> **Exercise instructions**
Scan the following material for the string "https" and copy each line in which it appears.

> **Record extracts**
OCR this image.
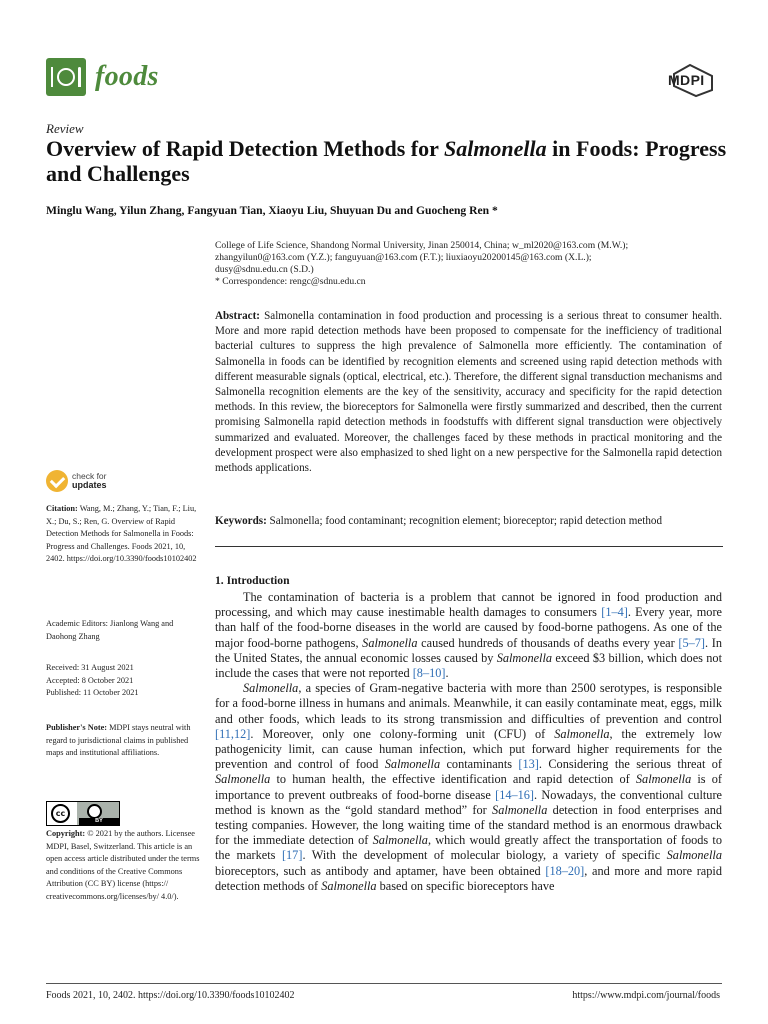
foods	MDPI
Review
Overview of Rapid Detection Methods for Salmonella in Foods: Progress and Challenges
Minglu Wang, Yilun Zhang, Fangyuan Tian, Xiaoyu Liu, Shuyuan Du and Guocheng Ren *
College of Life Science, Shandong Normal University, Jinan 250014, China; w_ml2020@163.com (M.W.);
zhangyilun0@163.com (Y.Z.); fanguyuan@163.com (F.T.); liuxiaoyu20200145@163.com (X.L.);
dusy@sdnu.edu.cn (S.D.)
* Correspondence: rengc@sdnu.edu.cn
Abstract: Salmonella contamination in food production and processing is a serious threat to consumer health. More and more rapid detection methods have been proposed to compensate for the inefficiency of traditional bacterial cultures to suppress the high prevalence of Salmonella more efficiently. The contamination of Salmonella in foods can be identified by recognition elements and screened using rapid detection methods with different measurable signals (optical, electrical, etc.). Therefore, the different signal transduction mechanisms and Salmonella recognition elements are the key of the sensitivity, accuracy and specificity for the rapid detection methods. In this review, the bioreceptors for Salmonella were firstly summarized and described, then the current promising Salmonella rapid detection methods in foodstuffs with different signal transduction were objectively summarized and evaluated. Moreover, the challenges faced by these methods in practical monitoring and the development prospect were also emphasized to shed light on a new perspective for the Salmonella rapid detection methods applications.
Keywords: Salmonella; food contaminant; recognition element; bioreceptor; rapid detection method
1. Introduction

The contamination of bacteria is a problem that cannot be ignored in food production and processing, and which may cause inestimable health damages to consumers [1–4]. Every year, more than half of the food-borne diseases in the world are caused by food-borne pathogens. As one of the major food-borne pathogens, Salmonella caused hundreds of thousands of deaths every year [5–7]. In the United States, the annual economic losses caused by Salmonella exceed $3 billion, which does not include the cases that were not reported [8–10].

Salmonella, a species of Gram-negative bacteria with more than 2500 serotypes, is responsible for a food-borne illness in humans and animals. Meanwhile, it can easily contaminate meat, eggs, milk and other foods, which leads to its strong transmission and difficulties of prevention and control [11,12]. Moreover, only one colony-forming unit (CFU) of Salmonella, the extremely low pathogenicity limit, can cause human infection, which put forward higher requirements for the prevention and control of food Salmonella contaminants [13]. Considering the serious threat of Salmonella to human health, the effective identification and rapid detection of Salmonella is of importance to prevent outbreaks of food-borne disease [14–16]. Nowadays, the conventional culture method is known as the “gold standard method” for Salmonella detection in food enterprises and testing companies. However, the long waiting time of the standard method is an enormous drawback for the immediate detection of Salmonella, which would greatly affect the transportation of foods to the markets [17]. With the development of molecular biology, a variety of specific Salmonella bioreceptors, such as antibody and aptamer, have been obtained [18–20], and more and more rapid detection methods of Salmonella based on specific bioreceptors have

check for
updates
Citation: Wang, M.; Zhang, Y.; Tian, F.; Liu, X.; Du, S.; Ren, G. Overview of Rapid Detection Methods for Salmonella in Foods: Progress and Challenges. Foods 2021, 10, 2402. https://doi.org/10.3390/foods10102402
Academic Editors: Jianlong Wang and Daohong Zhang
Received: 31 August 2021
Accepted: 8 October 2021
Published: 11 October 2021
Publisher's Note: MDPI stays neutral with regard to jurisdictional claims in published maps and institutional affiliations.
cc
BY
Copyright: © 2021 by the authors. Licensee MDPI, Basel, Switzerland. This article is an open access article distributed under the terms and conditions of the Creative Commons Attribution (CC BY) license (https:// creativecommons.org/licenses/by/ 4.0/).
Foods 2021, 10, 2402. https://doi.org/10.3390/foods10102402	https://www.mdpi.com/journal/foods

> **Exercise response**
Citation: Wang, M.; Zhang, Y.; Tian, F.; Liu, X.; Du, S.; Ren, G. Overview of Rapid Detection Methods for Salmonella in Foods: Progress and Challenges. Foods 2021, 10, 2402. https://doi.org/10.3390/foods10102402
Copyright: © 2021 by the authors. Licensee MDPI, Basel, Switzerland. This article is an open access article distributed under the terms and conditions of the Creative Commons Attribution (CC BY) license (https:// creativecommons.org/licenses/by/ 4.0/).
Foods 2021, 10, 2402. https://doi.org/10.3390/foods10102402	https://www.mdpi.com/journal/foods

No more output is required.